Items from a dataset:
******
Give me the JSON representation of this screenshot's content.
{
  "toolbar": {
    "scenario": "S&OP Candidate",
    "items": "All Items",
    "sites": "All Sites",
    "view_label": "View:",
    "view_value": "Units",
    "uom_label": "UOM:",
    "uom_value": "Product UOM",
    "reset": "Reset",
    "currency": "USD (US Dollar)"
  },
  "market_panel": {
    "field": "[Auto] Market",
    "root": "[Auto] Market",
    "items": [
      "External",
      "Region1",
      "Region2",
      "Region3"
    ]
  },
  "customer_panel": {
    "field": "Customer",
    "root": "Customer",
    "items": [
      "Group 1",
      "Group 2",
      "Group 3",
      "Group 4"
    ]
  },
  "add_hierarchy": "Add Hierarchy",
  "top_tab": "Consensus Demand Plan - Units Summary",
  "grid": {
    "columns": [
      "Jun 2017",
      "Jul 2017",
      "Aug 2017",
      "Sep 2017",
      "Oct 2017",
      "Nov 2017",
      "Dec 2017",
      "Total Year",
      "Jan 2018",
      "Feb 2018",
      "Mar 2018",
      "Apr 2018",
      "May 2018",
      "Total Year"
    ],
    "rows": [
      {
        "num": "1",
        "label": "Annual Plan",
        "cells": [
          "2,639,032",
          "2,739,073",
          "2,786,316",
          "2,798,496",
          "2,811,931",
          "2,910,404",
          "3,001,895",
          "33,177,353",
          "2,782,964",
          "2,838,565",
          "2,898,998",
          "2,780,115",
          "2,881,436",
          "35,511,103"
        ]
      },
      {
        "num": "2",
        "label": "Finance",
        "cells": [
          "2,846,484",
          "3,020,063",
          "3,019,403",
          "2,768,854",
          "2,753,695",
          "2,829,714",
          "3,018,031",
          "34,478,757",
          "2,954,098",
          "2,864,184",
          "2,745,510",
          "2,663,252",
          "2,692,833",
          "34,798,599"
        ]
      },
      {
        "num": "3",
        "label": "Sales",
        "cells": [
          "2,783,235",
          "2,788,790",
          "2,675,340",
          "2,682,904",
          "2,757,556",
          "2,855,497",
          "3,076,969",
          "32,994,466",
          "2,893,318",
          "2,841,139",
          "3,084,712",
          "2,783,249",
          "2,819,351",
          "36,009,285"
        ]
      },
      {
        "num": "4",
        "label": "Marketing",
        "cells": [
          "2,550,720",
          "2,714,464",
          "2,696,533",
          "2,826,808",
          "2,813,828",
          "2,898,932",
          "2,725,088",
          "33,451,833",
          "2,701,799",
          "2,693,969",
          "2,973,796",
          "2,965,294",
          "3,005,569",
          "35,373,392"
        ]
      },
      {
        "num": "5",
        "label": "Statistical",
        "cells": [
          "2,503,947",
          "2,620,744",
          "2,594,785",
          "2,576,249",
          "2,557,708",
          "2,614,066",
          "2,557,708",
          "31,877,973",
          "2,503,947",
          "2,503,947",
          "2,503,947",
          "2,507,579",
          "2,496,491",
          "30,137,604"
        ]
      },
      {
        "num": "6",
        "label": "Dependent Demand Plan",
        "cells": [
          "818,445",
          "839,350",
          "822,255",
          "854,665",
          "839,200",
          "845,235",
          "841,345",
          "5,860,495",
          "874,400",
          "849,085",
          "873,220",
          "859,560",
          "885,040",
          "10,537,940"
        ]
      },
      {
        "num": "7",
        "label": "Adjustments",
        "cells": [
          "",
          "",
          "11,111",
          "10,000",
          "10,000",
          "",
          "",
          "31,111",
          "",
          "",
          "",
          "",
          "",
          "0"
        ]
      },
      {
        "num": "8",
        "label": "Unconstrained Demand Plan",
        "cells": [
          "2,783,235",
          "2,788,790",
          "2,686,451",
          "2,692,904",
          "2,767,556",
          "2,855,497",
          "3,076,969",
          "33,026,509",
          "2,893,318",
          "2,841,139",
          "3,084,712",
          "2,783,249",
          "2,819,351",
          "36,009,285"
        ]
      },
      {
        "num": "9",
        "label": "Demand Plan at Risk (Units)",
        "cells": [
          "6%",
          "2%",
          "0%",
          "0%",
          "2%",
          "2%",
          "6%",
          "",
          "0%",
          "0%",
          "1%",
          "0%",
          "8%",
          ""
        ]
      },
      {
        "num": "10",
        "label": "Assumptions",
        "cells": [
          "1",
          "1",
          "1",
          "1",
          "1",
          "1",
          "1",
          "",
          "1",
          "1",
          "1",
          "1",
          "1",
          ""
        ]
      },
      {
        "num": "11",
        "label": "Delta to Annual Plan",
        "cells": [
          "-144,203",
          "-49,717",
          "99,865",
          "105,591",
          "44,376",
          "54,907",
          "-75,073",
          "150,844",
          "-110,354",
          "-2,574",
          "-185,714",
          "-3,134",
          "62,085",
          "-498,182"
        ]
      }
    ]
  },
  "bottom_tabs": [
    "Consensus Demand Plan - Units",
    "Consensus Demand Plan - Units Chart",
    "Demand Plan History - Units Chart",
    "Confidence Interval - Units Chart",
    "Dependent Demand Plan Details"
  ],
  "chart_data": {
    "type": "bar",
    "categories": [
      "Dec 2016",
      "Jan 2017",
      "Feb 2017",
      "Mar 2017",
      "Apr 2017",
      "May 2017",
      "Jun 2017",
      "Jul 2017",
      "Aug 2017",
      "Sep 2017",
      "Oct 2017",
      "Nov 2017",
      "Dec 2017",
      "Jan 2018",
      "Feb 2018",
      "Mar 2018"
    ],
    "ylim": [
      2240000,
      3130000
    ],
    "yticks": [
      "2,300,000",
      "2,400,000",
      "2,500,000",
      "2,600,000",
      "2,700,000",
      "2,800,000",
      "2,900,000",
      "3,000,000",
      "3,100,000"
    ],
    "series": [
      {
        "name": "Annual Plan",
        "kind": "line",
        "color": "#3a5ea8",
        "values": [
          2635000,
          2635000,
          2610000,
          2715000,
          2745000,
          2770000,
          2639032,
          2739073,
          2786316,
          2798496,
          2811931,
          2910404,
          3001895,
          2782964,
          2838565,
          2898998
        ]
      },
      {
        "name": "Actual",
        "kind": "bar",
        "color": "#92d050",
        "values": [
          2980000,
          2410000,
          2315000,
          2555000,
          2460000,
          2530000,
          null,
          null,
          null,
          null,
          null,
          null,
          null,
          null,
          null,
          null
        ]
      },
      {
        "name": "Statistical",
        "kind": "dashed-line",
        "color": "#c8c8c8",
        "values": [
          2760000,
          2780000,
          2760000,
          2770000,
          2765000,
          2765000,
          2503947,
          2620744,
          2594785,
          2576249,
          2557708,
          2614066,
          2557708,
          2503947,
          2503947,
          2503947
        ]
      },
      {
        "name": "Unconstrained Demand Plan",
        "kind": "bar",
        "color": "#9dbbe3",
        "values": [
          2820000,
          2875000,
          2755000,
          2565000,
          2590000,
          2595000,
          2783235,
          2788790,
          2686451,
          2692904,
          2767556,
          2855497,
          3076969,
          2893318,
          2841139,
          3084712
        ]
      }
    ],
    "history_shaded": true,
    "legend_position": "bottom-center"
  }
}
******
Problem statement: Take every line above carrying "Dependent" and return it.

Exercise result:
        "label": "Dependent Demand Plan",
    "Dependent Demand Plan Details"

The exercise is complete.